BEGIN

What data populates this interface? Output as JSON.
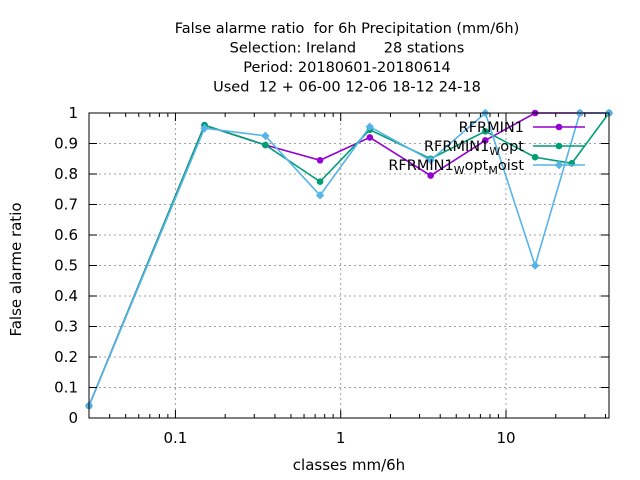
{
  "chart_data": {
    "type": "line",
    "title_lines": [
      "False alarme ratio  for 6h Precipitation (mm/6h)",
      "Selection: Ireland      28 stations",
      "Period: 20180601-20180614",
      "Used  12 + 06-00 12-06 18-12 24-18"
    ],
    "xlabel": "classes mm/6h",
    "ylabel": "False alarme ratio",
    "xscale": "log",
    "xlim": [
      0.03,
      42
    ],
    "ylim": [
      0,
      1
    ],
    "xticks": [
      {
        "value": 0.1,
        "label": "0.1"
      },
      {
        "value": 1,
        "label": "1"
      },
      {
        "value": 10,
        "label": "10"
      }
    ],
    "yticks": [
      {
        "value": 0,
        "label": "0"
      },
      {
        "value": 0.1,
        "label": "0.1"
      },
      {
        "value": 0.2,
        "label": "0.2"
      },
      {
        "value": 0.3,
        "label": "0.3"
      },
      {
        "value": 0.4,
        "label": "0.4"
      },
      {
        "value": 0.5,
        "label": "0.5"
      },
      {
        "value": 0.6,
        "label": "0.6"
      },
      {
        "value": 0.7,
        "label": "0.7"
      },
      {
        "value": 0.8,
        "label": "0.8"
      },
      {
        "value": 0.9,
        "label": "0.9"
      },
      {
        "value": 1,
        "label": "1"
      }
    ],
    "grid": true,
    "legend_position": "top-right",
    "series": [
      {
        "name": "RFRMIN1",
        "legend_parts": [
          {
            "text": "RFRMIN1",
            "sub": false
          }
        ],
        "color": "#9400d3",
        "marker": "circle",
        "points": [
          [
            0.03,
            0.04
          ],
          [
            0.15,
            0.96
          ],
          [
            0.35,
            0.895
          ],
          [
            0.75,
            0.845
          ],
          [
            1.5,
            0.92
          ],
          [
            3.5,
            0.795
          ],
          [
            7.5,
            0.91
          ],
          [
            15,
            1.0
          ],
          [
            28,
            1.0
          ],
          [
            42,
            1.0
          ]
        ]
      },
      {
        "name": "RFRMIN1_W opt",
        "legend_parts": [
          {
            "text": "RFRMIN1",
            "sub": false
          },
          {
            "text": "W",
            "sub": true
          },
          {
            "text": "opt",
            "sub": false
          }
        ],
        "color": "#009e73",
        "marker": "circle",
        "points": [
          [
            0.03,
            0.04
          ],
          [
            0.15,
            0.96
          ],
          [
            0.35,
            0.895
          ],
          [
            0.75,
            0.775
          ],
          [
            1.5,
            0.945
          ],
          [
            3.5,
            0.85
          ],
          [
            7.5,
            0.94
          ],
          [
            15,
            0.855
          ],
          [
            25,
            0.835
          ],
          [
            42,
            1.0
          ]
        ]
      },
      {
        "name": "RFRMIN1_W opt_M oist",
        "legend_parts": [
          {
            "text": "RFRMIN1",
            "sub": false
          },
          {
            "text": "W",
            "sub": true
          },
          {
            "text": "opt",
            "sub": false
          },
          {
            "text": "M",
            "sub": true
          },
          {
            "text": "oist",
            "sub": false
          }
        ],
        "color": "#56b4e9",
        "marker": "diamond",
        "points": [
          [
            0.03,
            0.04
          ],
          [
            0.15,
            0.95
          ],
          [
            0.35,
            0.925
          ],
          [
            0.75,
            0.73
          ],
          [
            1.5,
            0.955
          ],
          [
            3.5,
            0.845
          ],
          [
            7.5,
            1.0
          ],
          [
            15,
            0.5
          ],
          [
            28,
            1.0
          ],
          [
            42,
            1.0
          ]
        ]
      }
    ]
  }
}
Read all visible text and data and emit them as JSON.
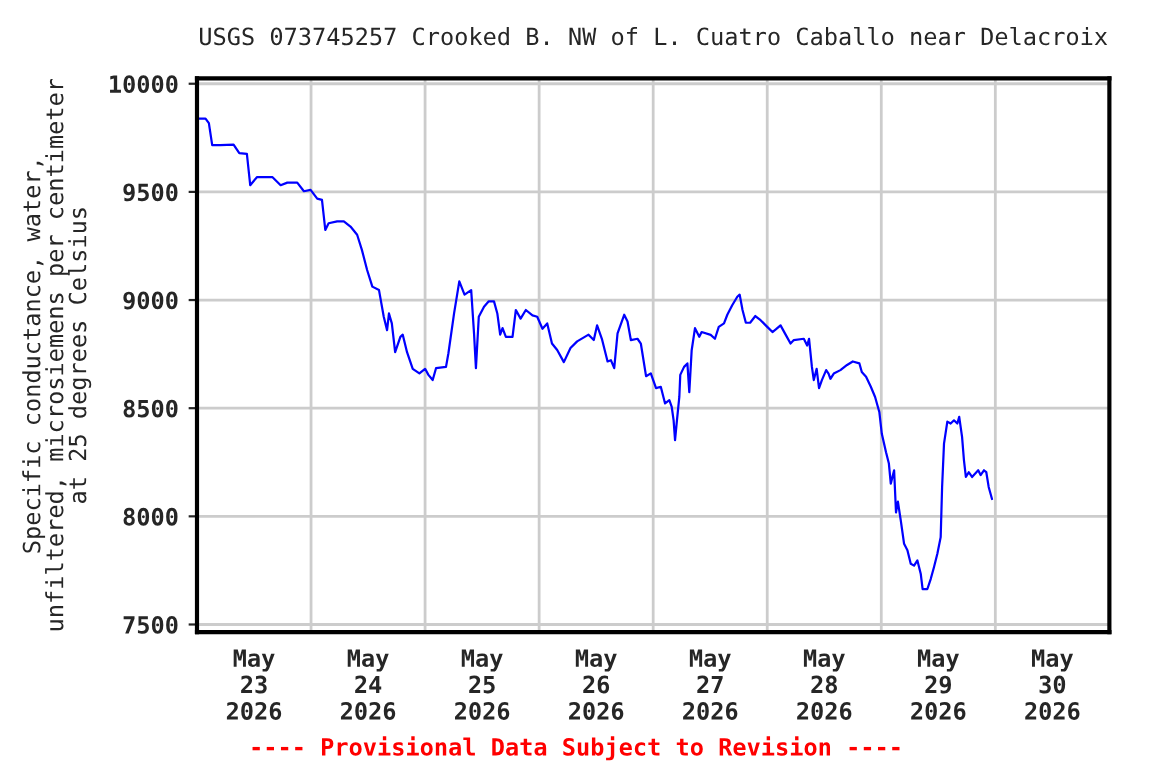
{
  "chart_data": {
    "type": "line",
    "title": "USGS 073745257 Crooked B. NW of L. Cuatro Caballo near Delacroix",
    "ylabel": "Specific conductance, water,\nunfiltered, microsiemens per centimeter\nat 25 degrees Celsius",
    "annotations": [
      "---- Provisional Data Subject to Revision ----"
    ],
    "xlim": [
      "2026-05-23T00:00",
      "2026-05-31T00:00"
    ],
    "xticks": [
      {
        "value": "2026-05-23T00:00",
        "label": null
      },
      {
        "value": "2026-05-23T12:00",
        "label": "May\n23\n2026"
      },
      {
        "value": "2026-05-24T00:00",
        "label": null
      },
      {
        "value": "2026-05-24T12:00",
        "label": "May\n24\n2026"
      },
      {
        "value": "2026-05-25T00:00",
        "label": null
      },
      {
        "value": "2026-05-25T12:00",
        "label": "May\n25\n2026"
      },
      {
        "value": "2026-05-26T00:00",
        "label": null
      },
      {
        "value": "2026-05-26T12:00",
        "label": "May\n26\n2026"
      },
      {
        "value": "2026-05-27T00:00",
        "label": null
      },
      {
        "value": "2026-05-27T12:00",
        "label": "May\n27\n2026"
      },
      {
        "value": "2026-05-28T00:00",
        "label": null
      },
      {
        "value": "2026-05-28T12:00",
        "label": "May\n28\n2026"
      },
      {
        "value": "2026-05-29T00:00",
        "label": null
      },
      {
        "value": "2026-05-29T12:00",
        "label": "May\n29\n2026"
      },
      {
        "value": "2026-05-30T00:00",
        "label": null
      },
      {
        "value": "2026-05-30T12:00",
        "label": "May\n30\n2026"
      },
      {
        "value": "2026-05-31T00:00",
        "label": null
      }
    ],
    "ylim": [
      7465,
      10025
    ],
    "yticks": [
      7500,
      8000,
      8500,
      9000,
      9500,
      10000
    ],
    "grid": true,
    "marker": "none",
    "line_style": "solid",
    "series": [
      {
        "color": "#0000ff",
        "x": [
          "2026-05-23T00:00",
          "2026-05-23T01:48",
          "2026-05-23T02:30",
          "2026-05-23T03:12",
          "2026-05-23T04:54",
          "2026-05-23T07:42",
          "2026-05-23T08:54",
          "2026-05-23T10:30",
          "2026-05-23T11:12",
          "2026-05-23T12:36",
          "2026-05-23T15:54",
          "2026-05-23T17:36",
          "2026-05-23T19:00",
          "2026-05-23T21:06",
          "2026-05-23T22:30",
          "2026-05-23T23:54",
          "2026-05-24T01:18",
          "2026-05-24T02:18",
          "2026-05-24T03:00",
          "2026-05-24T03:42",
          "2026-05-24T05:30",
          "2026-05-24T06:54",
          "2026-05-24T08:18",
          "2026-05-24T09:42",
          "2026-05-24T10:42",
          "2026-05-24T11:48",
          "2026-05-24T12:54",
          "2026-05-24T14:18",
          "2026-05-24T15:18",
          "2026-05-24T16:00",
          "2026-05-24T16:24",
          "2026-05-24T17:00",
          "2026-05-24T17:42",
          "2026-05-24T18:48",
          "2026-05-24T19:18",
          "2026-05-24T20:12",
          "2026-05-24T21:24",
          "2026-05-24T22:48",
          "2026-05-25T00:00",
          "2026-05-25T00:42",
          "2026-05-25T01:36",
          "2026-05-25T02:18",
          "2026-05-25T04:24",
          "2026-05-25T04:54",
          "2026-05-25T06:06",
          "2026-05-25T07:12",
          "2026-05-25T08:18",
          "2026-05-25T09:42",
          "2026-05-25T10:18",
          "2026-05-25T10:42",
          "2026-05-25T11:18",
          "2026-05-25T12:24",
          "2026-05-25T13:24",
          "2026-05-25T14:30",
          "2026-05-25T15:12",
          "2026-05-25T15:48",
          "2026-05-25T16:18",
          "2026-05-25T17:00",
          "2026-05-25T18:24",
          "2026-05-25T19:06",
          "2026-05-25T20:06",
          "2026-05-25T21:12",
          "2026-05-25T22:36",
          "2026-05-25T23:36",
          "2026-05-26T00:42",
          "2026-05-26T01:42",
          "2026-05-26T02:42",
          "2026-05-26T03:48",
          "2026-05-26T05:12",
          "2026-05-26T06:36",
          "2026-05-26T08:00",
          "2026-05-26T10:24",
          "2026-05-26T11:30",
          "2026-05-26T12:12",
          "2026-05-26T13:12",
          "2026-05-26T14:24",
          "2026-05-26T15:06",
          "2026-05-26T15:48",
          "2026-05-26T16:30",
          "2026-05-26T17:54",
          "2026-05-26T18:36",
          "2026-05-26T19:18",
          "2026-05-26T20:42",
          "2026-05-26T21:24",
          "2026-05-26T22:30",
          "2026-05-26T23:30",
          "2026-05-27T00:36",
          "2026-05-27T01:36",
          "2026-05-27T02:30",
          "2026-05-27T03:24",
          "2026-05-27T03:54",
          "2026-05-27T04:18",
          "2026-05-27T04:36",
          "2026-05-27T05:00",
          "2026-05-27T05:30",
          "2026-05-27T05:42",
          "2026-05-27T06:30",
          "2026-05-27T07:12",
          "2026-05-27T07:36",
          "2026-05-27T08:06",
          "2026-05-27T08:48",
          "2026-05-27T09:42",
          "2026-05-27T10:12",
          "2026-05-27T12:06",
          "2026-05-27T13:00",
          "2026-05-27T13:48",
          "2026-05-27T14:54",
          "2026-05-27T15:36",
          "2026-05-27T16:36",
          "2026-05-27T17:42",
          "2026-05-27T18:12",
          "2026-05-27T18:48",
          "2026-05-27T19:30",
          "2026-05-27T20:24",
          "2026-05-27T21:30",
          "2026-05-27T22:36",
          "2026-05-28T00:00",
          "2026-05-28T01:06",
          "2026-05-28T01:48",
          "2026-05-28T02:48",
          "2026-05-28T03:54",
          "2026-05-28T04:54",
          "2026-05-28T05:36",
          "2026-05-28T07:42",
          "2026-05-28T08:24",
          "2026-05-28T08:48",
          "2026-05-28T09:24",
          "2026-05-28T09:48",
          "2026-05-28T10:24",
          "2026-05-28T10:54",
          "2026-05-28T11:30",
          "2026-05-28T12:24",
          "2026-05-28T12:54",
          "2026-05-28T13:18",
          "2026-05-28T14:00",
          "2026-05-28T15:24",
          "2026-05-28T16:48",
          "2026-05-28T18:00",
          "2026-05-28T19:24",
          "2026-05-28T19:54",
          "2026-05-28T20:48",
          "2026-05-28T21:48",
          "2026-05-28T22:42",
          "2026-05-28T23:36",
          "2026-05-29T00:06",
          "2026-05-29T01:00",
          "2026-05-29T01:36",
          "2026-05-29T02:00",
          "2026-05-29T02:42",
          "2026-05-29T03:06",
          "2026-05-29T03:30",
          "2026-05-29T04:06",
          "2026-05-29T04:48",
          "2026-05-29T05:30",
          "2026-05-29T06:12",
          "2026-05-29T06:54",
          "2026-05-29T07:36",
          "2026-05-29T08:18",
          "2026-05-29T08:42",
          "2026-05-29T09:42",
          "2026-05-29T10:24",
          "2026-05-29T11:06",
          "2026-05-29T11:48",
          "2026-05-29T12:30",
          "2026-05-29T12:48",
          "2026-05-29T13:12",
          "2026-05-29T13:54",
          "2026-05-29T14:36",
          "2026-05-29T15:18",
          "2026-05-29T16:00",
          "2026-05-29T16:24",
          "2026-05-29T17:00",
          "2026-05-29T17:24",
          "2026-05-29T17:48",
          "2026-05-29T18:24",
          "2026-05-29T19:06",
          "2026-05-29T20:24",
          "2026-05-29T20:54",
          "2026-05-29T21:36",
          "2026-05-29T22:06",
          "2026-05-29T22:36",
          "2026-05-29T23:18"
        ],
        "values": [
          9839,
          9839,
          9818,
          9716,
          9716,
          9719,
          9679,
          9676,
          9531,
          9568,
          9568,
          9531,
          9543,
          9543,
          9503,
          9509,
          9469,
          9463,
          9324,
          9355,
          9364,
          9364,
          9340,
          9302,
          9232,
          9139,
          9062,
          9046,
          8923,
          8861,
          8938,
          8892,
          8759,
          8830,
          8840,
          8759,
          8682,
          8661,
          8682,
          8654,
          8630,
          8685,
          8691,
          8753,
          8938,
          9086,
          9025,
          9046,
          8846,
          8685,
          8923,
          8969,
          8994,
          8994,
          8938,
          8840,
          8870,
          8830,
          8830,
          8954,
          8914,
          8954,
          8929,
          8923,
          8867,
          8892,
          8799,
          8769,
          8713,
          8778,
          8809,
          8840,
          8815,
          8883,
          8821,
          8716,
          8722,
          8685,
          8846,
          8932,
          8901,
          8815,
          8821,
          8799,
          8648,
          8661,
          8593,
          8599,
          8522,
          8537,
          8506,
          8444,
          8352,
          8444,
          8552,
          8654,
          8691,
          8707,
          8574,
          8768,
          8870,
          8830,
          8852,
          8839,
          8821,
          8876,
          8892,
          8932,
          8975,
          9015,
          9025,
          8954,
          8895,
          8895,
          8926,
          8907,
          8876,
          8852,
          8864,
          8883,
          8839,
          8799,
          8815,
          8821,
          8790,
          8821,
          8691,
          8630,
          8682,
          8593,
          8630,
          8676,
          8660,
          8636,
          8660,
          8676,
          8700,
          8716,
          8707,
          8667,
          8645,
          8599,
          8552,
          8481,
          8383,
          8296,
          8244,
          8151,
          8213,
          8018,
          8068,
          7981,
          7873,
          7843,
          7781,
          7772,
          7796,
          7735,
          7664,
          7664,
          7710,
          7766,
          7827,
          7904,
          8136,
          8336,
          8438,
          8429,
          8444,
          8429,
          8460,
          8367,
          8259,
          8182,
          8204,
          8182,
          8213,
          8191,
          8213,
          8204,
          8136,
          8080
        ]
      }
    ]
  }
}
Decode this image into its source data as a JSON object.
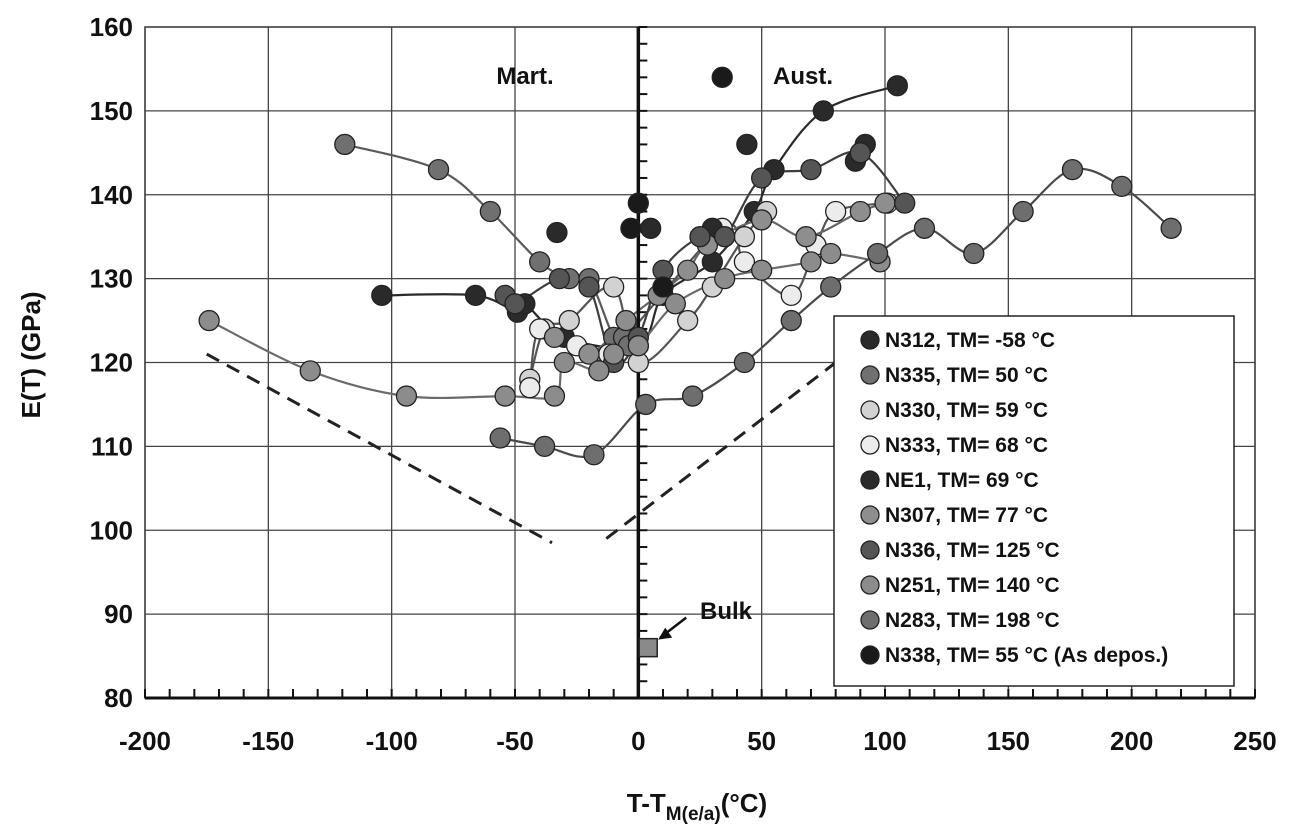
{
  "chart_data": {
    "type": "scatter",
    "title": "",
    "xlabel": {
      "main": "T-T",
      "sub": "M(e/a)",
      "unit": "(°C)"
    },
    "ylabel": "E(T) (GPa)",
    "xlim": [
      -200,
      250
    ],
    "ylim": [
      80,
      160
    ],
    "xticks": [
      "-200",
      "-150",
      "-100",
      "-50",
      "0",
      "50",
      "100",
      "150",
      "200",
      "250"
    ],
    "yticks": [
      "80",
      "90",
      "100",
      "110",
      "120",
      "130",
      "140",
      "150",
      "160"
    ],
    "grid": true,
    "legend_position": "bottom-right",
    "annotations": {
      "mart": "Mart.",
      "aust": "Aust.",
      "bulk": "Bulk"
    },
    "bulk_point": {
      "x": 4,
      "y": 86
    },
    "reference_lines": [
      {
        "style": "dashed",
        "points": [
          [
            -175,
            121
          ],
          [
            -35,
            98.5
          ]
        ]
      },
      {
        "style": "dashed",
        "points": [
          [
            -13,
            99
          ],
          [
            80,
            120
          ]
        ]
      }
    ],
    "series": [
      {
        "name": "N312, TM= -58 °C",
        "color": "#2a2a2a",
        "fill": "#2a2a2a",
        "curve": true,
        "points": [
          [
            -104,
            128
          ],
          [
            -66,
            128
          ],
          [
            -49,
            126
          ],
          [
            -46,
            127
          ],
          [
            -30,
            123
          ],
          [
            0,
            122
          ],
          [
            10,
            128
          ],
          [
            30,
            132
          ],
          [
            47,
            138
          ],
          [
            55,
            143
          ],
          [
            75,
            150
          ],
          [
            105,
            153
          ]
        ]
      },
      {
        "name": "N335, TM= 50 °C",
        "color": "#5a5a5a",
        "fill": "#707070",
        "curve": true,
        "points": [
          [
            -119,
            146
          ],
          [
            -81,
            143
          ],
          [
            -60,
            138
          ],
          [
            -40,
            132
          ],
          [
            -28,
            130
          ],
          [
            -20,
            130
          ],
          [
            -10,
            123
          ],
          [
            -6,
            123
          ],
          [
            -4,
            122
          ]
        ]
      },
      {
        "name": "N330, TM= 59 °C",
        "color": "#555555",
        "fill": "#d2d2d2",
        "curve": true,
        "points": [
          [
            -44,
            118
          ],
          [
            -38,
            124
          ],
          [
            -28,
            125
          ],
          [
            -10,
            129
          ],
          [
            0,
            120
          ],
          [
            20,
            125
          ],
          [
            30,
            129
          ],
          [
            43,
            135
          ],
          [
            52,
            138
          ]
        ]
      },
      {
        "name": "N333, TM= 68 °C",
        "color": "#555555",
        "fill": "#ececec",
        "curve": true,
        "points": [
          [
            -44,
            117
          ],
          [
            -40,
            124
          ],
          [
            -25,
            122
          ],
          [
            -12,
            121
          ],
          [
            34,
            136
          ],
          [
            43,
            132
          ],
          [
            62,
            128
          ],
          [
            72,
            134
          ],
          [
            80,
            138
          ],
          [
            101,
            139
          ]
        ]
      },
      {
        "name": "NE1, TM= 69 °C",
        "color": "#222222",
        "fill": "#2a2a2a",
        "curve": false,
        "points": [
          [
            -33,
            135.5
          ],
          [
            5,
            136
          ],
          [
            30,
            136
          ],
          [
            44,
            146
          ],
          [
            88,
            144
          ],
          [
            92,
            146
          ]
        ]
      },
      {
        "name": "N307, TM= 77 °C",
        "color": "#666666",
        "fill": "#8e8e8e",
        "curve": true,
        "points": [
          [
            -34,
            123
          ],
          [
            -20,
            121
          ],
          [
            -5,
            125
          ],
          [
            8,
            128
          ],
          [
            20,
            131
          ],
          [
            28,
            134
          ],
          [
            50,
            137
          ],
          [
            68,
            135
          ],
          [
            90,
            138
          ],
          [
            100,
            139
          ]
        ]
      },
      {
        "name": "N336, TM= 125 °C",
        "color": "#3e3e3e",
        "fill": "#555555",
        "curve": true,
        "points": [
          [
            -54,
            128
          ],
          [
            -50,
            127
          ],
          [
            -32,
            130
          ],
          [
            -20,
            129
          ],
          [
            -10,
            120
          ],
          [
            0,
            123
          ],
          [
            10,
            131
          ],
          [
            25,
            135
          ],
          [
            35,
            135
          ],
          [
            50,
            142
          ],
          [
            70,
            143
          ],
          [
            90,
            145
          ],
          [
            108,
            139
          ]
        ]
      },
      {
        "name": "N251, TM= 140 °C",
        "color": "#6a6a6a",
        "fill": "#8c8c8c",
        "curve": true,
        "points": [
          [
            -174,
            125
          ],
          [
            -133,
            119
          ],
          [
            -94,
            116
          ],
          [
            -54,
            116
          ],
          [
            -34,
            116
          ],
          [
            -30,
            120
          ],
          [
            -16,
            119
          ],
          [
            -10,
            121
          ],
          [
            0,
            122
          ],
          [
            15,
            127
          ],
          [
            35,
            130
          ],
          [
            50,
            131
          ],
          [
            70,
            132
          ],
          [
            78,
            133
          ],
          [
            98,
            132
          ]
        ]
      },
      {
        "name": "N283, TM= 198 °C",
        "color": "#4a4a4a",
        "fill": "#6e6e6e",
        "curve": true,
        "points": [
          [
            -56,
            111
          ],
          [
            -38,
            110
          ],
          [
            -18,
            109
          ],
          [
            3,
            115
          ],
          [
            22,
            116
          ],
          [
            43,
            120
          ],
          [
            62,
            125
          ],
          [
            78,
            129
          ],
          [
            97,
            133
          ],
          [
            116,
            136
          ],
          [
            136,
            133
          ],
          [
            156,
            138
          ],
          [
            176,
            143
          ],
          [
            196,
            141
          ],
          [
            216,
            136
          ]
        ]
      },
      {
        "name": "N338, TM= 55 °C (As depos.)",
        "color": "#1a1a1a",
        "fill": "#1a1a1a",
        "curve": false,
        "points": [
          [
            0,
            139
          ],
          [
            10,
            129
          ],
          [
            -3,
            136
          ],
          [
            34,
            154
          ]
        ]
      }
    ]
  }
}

END

[Task prompt]: Copy each line of the preceding data that contains the string "ylabel".

[Finished task]:
    "ylabel": "False alarme ratio",
    "ylabel": "Specific conductance, water,\nunfiltered, microsiemens per centimeter\nat 25 degrees Celsius",
    "ylabel": "E(T) (GPa)",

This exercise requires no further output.